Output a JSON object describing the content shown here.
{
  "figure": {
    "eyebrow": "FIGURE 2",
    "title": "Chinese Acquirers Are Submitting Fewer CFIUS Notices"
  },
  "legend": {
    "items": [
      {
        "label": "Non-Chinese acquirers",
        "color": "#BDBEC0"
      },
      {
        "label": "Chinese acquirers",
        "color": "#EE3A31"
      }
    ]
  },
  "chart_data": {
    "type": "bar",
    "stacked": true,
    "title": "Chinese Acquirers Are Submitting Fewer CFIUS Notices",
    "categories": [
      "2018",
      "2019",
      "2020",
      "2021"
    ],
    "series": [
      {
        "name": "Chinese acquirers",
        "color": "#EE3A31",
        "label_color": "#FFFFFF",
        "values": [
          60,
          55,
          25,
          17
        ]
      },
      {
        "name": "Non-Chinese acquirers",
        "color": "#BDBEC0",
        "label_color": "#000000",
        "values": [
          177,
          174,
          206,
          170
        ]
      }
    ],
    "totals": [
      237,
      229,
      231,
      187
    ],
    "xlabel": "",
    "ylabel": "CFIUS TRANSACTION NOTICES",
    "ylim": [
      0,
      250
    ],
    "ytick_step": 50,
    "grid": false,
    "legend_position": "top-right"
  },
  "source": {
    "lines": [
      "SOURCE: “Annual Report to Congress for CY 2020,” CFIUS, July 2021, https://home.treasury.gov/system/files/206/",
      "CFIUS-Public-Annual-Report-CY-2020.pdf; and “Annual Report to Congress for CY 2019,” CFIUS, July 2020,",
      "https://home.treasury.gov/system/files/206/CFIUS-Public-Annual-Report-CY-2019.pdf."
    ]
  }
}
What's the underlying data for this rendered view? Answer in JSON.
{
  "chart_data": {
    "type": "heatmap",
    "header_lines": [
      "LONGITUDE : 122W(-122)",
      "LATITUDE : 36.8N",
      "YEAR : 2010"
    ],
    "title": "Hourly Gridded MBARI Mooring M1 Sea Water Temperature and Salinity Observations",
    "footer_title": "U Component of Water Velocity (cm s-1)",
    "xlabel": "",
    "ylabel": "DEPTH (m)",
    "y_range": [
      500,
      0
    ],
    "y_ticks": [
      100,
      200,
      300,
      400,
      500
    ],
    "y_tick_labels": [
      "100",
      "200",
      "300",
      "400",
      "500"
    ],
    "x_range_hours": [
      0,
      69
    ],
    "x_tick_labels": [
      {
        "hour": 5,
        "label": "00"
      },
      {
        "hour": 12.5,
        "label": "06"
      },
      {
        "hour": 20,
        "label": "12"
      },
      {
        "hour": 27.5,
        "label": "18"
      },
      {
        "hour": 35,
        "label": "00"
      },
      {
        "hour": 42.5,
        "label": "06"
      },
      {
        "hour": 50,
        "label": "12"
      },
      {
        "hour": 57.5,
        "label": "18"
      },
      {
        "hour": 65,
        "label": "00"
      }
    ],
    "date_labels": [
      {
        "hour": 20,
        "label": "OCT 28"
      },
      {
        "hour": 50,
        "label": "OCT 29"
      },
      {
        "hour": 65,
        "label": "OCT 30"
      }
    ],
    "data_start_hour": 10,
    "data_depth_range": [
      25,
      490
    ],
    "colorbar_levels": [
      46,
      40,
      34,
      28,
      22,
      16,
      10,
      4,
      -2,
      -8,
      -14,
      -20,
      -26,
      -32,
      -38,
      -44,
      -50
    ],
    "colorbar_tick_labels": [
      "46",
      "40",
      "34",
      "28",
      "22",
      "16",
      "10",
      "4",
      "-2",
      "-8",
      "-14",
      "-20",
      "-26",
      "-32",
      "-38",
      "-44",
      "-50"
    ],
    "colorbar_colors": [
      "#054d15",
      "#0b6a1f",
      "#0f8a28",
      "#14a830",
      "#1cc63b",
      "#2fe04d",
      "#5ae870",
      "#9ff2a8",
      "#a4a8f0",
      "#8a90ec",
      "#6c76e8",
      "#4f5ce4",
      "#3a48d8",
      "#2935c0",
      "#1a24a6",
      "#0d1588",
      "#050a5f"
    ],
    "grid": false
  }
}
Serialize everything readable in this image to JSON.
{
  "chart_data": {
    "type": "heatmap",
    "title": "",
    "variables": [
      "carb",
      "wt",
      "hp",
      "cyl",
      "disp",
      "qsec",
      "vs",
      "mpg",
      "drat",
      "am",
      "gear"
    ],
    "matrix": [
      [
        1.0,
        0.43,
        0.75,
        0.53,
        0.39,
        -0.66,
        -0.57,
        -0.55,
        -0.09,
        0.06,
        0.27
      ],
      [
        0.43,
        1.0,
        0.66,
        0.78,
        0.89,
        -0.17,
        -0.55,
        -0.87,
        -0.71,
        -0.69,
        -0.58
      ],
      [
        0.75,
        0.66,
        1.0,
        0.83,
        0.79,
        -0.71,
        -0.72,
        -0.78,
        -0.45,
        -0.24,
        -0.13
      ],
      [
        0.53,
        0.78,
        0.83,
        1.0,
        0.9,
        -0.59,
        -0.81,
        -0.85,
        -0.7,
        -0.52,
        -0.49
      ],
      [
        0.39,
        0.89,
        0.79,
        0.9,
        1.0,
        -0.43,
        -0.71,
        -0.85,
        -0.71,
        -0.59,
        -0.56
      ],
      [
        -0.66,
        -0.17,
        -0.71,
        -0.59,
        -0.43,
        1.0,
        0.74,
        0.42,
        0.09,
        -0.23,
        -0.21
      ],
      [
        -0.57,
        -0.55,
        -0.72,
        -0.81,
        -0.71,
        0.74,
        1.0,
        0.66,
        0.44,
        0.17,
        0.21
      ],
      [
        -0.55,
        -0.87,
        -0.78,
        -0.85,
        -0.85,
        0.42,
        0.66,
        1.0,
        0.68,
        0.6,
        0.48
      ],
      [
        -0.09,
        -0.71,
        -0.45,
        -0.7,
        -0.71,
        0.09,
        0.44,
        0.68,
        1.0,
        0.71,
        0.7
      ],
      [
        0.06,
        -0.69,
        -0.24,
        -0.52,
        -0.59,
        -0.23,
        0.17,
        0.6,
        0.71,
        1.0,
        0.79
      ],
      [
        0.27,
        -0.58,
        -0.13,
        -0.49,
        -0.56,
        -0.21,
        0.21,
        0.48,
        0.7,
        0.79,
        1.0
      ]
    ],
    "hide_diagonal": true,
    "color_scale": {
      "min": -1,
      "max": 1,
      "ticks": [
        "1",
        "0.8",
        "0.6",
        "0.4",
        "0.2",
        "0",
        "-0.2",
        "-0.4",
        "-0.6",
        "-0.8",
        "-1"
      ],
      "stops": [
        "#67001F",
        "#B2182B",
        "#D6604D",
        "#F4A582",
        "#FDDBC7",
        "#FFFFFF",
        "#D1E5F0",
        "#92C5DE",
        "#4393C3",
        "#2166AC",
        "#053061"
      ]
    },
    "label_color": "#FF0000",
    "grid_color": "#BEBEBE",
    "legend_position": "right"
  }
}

····················

Determine how many lines include the word "JSON" and report that number by itself.

→ **Response to this task**: 3